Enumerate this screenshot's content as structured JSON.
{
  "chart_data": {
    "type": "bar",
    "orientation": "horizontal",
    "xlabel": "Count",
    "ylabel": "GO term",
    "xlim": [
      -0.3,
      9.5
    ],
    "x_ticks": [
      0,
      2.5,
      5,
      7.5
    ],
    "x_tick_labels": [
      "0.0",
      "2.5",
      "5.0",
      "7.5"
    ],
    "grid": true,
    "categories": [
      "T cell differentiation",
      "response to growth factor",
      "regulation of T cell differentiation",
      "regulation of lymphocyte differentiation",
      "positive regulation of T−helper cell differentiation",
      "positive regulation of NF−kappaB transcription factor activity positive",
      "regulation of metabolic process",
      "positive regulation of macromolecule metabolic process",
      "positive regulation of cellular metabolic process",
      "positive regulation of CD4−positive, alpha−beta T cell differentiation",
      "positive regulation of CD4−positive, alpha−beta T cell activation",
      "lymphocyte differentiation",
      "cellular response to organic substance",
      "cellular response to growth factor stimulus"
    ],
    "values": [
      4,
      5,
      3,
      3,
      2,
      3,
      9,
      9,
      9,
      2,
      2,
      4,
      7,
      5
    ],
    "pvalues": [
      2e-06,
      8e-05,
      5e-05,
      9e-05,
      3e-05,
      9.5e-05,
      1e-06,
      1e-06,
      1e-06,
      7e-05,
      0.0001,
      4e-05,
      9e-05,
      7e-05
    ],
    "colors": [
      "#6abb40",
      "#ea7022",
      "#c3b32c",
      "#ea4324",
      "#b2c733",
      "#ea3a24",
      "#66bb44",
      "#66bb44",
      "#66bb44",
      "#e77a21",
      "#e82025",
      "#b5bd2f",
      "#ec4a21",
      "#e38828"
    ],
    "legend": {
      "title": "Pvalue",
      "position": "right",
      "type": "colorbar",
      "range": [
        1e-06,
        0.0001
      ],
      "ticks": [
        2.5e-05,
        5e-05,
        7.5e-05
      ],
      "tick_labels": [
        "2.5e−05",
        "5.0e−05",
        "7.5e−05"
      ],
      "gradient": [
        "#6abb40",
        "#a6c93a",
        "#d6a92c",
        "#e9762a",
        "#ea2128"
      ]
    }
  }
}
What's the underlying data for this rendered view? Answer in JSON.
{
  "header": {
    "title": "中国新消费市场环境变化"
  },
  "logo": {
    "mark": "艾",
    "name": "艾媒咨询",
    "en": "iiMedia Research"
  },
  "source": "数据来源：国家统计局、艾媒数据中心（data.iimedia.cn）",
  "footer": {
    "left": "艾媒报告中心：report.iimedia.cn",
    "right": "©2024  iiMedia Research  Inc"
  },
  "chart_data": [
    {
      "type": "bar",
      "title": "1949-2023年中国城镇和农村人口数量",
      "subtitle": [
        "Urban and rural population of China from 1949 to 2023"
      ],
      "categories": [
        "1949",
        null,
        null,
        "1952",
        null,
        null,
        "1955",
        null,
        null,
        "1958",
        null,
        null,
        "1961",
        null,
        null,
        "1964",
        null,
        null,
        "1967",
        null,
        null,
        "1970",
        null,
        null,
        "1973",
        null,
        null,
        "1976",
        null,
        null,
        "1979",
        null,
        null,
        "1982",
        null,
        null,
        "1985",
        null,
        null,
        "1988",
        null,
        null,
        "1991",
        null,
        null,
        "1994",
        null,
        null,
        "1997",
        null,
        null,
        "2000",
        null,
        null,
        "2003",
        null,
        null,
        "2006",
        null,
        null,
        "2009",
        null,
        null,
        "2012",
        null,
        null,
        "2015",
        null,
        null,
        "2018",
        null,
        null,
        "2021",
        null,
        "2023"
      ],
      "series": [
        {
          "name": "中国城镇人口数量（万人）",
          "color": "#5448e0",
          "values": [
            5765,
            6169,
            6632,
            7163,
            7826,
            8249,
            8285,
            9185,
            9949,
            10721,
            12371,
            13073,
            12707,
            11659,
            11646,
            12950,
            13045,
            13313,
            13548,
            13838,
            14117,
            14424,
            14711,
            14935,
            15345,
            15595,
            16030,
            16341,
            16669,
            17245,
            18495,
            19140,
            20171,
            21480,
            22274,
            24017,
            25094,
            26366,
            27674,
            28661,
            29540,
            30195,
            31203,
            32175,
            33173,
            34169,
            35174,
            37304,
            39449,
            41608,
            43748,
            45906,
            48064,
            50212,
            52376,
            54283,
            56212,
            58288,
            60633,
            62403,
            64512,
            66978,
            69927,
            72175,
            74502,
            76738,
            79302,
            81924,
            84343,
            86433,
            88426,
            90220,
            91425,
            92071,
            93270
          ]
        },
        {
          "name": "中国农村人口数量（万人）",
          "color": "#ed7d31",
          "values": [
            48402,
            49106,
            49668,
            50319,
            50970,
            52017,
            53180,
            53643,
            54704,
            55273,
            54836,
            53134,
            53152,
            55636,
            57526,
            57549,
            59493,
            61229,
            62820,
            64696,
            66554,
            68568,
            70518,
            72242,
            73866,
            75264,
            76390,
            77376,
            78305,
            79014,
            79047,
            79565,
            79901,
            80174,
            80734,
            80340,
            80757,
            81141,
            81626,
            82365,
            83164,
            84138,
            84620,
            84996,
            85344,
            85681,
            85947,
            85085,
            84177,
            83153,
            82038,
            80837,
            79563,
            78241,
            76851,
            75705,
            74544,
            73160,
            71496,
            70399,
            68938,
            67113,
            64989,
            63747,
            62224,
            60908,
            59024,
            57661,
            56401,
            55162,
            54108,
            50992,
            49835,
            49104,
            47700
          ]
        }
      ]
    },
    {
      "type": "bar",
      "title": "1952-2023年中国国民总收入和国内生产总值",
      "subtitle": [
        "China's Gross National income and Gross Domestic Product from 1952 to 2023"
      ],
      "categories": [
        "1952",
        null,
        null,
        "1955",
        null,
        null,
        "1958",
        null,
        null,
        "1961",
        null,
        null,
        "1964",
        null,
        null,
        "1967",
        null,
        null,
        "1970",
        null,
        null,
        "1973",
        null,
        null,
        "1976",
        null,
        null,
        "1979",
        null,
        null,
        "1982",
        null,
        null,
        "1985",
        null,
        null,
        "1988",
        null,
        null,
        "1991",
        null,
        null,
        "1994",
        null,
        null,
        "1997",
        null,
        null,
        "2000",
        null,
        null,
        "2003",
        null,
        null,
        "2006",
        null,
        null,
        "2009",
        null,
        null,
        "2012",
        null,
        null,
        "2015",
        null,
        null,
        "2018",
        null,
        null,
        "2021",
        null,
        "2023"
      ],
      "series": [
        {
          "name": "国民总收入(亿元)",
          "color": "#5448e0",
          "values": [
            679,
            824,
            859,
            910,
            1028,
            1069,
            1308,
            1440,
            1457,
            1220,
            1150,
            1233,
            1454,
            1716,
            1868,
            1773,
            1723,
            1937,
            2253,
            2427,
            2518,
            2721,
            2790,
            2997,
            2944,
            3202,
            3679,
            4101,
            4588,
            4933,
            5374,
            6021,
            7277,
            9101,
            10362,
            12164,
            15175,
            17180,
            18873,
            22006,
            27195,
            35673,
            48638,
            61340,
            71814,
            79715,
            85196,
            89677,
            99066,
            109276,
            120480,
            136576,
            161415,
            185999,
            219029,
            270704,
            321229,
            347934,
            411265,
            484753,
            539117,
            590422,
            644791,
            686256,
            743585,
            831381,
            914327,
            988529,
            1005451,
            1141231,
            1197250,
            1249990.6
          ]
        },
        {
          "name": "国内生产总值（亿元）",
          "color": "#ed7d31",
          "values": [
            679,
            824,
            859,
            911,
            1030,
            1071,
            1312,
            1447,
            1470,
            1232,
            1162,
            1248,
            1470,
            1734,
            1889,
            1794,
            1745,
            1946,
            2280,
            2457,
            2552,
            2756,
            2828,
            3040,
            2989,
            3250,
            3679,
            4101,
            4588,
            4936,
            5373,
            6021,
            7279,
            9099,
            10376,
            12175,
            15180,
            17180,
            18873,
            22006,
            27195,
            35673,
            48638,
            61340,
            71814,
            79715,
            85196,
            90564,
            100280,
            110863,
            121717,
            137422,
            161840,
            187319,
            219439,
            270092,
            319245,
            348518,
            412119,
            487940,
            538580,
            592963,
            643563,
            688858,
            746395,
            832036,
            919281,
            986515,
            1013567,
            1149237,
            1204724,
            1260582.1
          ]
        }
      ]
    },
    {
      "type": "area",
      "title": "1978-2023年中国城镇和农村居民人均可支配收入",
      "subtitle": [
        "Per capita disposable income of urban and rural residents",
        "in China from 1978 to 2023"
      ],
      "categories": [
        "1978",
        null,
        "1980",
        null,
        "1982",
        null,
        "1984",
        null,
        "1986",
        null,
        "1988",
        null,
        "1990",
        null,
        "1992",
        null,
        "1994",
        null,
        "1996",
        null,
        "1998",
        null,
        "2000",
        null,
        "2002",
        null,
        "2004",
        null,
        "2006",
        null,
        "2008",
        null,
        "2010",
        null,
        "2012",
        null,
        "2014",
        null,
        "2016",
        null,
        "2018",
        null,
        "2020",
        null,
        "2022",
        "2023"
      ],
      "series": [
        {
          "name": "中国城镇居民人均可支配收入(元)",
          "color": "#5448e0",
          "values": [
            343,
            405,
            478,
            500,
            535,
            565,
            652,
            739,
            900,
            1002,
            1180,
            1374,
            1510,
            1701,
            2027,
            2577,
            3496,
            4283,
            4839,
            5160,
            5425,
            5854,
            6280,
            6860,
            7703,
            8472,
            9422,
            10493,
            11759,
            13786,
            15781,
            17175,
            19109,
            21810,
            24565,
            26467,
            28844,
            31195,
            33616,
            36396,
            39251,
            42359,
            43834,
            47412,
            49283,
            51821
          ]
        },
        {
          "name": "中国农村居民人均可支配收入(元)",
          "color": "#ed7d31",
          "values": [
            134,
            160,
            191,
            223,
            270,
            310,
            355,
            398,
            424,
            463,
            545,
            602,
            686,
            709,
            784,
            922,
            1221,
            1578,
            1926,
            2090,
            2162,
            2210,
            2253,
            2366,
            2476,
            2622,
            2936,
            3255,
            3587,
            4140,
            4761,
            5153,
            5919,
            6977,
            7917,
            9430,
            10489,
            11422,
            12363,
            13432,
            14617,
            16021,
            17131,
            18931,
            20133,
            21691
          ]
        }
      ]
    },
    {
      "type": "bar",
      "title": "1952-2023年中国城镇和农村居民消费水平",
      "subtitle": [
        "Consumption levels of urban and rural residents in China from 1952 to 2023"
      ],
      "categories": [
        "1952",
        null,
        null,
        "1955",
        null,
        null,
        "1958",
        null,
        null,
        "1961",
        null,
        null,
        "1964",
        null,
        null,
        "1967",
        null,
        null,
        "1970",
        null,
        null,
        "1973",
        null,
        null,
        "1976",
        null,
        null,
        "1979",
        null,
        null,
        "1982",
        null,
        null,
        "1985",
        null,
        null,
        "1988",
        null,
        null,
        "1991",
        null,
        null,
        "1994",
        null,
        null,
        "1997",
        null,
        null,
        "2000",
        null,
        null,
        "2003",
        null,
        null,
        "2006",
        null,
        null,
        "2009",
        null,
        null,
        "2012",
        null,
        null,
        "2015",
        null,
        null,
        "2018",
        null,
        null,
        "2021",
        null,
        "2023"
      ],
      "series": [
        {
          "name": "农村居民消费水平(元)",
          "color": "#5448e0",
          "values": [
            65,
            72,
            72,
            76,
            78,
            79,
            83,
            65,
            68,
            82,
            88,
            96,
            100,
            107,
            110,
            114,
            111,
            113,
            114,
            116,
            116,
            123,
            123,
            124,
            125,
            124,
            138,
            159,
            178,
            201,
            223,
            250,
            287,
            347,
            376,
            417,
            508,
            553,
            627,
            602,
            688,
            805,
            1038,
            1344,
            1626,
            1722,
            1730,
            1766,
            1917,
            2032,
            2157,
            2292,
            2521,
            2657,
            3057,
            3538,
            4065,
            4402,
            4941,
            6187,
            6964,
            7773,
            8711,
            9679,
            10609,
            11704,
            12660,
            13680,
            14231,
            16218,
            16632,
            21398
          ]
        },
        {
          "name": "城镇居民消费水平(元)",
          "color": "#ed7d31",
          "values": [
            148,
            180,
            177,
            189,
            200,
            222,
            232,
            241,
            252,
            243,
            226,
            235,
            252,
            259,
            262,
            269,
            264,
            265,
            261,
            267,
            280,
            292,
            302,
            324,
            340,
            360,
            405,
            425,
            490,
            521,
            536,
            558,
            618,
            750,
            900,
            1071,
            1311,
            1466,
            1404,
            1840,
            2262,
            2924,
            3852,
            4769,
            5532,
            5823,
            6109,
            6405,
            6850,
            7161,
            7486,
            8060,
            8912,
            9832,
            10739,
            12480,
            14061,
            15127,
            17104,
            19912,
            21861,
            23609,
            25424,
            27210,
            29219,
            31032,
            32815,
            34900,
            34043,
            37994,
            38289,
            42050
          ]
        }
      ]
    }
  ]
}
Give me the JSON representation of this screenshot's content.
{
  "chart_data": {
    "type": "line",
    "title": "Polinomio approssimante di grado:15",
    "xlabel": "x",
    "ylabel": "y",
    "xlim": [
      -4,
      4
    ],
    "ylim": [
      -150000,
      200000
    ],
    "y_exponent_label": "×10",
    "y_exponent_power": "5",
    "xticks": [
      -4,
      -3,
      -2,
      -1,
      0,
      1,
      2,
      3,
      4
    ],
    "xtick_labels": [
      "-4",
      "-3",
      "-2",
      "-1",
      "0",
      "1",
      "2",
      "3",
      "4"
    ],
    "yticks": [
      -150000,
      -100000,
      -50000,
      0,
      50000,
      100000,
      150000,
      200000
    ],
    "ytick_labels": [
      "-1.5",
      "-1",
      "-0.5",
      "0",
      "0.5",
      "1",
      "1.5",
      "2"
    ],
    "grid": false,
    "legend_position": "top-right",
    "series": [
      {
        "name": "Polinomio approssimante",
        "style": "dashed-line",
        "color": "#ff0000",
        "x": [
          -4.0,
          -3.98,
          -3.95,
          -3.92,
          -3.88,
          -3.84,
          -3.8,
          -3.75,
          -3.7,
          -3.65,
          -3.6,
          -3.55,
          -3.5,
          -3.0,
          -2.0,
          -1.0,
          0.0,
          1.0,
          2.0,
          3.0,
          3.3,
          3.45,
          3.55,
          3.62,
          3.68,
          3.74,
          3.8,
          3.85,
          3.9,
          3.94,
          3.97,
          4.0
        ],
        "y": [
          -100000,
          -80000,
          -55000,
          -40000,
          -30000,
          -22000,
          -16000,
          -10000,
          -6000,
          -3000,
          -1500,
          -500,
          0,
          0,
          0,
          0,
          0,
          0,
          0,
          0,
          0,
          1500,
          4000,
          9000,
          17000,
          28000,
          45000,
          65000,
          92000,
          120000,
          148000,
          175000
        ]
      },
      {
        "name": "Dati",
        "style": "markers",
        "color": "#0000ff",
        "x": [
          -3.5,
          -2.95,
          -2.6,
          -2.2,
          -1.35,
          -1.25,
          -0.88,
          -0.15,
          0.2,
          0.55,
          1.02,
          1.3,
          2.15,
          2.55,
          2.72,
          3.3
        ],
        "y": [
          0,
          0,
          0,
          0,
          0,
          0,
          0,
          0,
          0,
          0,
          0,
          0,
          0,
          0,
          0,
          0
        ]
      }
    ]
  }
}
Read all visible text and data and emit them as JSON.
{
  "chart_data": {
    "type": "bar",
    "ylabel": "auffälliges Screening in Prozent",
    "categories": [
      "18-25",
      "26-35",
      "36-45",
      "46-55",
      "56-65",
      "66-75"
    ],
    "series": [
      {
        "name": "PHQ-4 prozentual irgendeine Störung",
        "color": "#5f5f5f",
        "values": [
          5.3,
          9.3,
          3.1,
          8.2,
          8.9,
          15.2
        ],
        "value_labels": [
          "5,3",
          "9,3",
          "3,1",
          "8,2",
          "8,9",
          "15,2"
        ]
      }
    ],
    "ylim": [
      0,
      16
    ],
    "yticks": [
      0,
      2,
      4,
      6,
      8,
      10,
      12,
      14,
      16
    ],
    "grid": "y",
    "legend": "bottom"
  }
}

________

*STATED TASK*.
Search the entries for the word "income" and copy every line that has it.

*EXERCISE SOLUTION*.
        "China's Gross National income and Gross Domestic Product from 1952 to 2023"
        "Per capita disposable income of urban and rural residents",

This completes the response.